--- START OF DATA LISTING ---
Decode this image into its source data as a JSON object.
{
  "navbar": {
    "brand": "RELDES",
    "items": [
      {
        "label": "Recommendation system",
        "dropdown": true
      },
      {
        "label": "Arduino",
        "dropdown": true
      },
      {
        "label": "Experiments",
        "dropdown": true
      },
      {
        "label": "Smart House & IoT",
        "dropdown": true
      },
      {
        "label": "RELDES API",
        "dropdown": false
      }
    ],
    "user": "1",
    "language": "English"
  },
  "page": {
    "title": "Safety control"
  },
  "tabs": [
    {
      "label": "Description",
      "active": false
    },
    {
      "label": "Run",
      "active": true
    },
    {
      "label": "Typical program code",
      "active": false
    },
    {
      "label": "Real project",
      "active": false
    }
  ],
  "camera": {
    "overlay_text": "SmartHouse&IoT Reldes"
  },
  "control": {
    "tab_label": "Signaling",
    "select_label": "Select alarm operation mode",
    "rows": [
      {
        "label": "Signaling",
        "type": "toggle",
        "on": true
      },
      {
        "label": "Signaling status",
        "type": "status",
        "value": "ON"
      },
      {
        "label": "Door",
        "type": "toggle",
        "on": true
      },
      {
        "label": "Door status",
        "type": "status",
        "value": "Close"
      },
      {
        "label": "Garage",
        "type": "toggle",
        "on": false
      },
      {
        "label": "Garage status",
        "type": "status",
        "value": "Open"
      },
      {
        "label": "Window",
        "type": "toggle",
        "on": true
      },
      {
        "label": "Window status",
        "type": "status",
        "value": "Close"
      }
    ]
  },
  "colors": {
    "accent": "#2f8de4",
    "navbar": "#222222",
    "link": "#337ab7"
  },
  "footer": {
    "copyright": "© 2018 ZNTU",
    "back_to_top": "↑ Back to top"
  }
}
--- END OF DATA LISTING ---
--- START OF DATA LISTING ---
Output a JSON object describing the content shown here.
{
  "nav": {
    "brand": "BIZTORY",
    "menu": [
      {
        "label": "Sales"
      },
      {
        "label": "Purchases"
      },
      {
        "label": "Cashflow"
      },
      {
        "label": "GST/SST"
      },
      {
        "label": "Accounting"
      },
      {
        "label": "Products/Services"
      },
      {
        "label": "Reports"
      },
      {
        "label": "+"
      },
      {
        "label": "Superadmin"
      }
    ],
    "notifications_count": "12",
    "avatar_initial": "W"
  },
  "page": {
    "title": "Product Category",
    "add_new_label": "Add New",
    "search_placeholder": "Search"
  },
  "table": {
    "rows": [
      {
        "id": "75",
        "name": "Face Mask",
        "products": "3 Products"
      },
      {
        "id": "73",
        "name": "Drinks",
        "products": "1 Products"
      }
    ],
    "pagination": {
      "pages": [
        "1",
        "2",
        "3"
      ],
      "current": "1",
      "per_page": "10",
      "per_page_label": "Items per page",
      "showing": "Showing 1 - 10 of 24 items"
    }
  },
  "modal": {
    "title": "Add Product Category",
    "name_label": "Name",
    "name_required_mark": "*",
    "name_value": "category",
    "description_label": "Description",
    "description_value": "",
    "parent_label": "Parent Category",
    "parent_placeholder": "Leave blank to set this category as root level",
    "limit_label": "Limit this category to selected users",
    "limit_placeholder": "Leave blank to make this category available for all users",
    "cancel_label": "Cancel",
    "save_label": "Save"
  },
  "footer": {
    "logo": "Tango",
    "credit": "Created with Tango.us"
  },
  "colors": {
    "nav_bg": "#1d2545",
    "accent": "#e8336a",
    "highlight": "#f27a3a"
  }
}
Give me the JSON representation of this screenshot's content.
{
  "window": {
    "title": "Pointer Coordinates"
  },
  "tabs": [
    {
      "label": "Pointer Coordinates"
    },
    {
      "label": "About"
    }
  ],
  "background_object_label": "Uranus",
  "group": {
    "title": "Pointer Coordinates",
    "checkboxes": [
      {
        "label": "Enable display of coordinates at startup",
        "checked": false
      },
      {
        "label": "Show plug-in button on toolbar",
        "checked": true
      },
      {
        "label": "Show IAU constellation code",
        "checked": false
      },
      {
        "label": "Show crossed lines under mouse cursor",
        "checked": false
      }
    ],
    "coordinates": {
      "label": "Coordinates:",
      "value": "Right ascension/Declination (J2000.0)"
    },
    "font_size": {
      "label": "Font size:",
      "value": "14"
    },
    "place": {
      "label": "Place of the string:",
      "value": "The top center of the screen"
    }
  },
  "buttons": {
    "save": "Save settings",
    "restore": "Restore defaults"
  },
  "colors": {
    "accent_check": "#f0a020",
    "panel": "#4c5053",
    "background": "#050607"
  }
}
--- END OF DATA LISTING ---
__WRITTEN INSTRUCTION__. Extract every line above that contains the word "this".

__EXERCISE SOLUTION__.
Decode this image into its source data as a JSON object.
    "parent_placeholder": "Leave blank to set this category as root level",
    "limit_label": "Limit this category to selected users",
    "limit_placeholder": "Leave blank to make this category available for all users",
Give me the JSON representation of this screenshot's content.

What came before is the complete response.